REQUEST ▸ Filter out everything except lines holding "content".

[Dataset items]
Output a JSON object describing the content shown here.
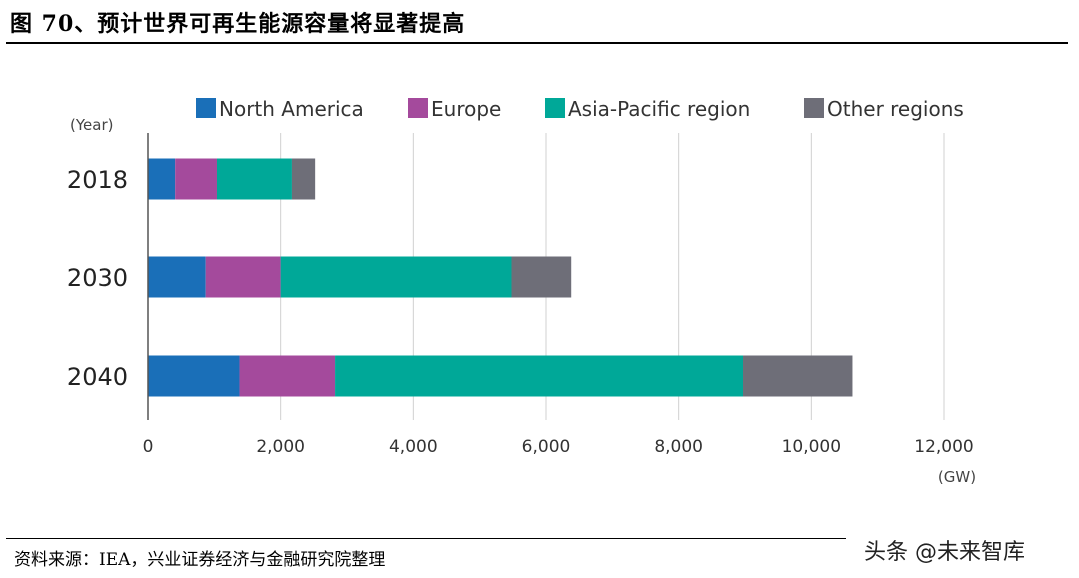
{
  "title": "图 70、预计世界可再生能源容量将显著提高",
  "source": "资料来源：IEA，兴业证券经济与金融研究院整理",
  "watermark": "头条 @未来智库",
  "chart_data": {
    "type": "bar",
    "orientation": "horizontal",
    "stacked": true,
    "categories": [
      "2018",
      "2030",
      "2040"
    ],
    "category_axis_label": "(Year)",
    "value_axis_unit": "(GW)",
    "xlim": [
      0,
      12000
    ],
    "xticks": [
      0,
      2000,
      4000,
      6000,
      8000,
      10000,
      12000
    ],
    "xtick_labels": [
      "0",
      "2,000",
      "4,000",
      "6,000",
      "8,000",
      "10,000",
      "12,000"
    ],
    "grid": true,
    "legend_position": "top",
    "series": [
      {
        "name": "North America",
        "color": "#1a6fb8",
        "values": [
          410,
          870,
          1380
        ]
      },
      {
        "name": "Europe",
        "color": "#a44a9c",
        "values": [
          630,
          1130,
          1440
        ]
      },
      {
        "name": "Asia-Pacific region",
        "color": "#00a898",
        "values": [
          1130,
          3480,
          6150
        ]
      },
      {
        "name": "Other regions",
        "color": "#6e6e78",
        "values": [
          350,
          900,
          1650
        ]
      }
    ]
  }
}
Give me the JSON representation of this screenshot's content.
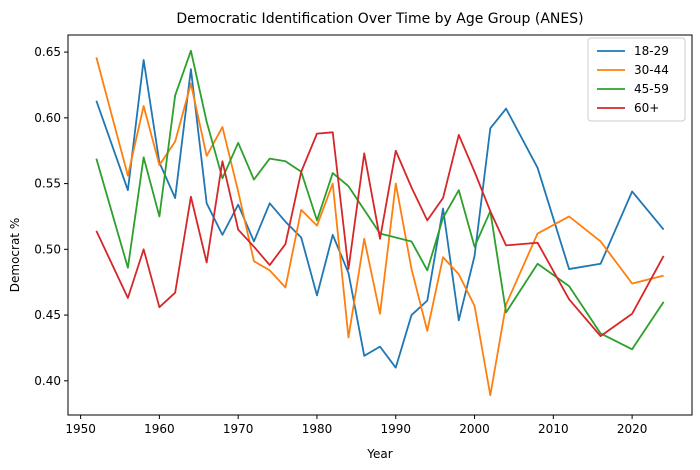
{
  "chart_data": {
    "type": "line",
    "title": "Democratic Identification Over Time by Age Group (ANES)",
    "xlabel": "Year",
    "ylabel": "Democrat %",
    "xlim": [
      1948.4,
      2027.6
    ],
    "ylim": [
      0.374,
      0.663
    ],
    "xticks": [
      1950,
      1960,
      1970,
      1980,
      1990,
      2000,
      2010,
      2020
    ],
    "yticks": [
      0.4,
      0.45,
      0.5,
      0.55,
      0.6,
      0.65
    ],
    "ytick_labels": [
      "0.40",
      "0.45",
      "0.50",
      "0.55",
      "0.60",
      "0.65"
    ],
    "grid": false,
    "legend_position": "top-right",
    "x": [
      1952,
      1956,
      1958,
      1960,
      1962,
      1964,
      1966,
      1968,
      1970,
      1972,
      1974,
      1976,
      1978,
      1980,
      1982,
      1984,
      1986,
      1988,
      1990,
      1992,
      1994,
      1996,
      1998,
      2000,
      2002,
      2004,
      2008,
      2012,
      2016,
      2020,
      2024
    ],
    "series": [
      {
        "name": "18-29",
        "color": "#1f77b4",
        "values": [
          0.613,
          0.545,
          0.644,
          0.566,
          0.539,
          0.637,
          0.535,
          0.511,
          0.534,
          0.506,
          0.535,
          0.521,
          0.509,
          0.465,
          0.511,
          0.482,
          0.419,
          0.426,
          0.41,
          0.45,
          0.461,
          0.531,
          0.446,
          0.495,
          0.592,
          0.607,
          0.562,
          0.485,
          0.489,
          0.544,
          0.515
        ]
      },
      {
        "name": "30-44",
        "color": "#ff7f0e",
        "values": [
          0.646,
          0.556,
          0.609,
          0.564,
          0.582,
          0.626,
          0.571,
          0.593,
          0.544,
          0.491,
          0.484,
          0.471,
          0.53,
          0.518,
          0.55,
          0.433,
          0.508,
          0.451,
          0.55,
          0.485,
          0.438,
          0.494,
          0.481,
          0.457,
          0.389,
          0.458,
          0.512,
          0.525,
          0.506,
          0.474,
          0.48
        ]
      },
      {
        "name": "45-59",
        "color": "#2ca02c",
        "values": [
          0.569,
          0.486,
          0.57,
          0.525,
          0.617,
          0.651,
          0.597,
          0.554,
          0.581,
          0.553,
          0.569,
          0.567,
          0.559,
          0.522,
          0.558,
          0.548,
          0.53,
          0.512,
          0.509,
          0.506,
          0.484,
          0.524,
          0.545,
          0.502,
          0.529,
          0.452,
          0.489,
          0.472,
          0.436,
          0.424,
          0.46
        ]
      },
      {
        "name": "60+",
        "color": "#d62728",
        "values": [
          0.514,
          0.463,
          0.5,
          0.456,
          0.467,
          0.54,
          0.49,
          0.567,
          0.515,
          0.502,
          0.488,
          0.504,
          0.559,
          0.588,
          0.589,
          0.485,
          0.573,
          0.508,
          0.575,
          0.547,
          0.522,
          0.539,
          0.587,
          0.559,
          0.529,
          0.503,
          0.505,
          0.462,
          0.434,
          0.451,
          0.495
        ]
      }
    ]
  }
}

RESPONSE TO THE TASK ▸
Output a JSON object describing the content shown here.
Give me the JSON representation of this screenshot's content.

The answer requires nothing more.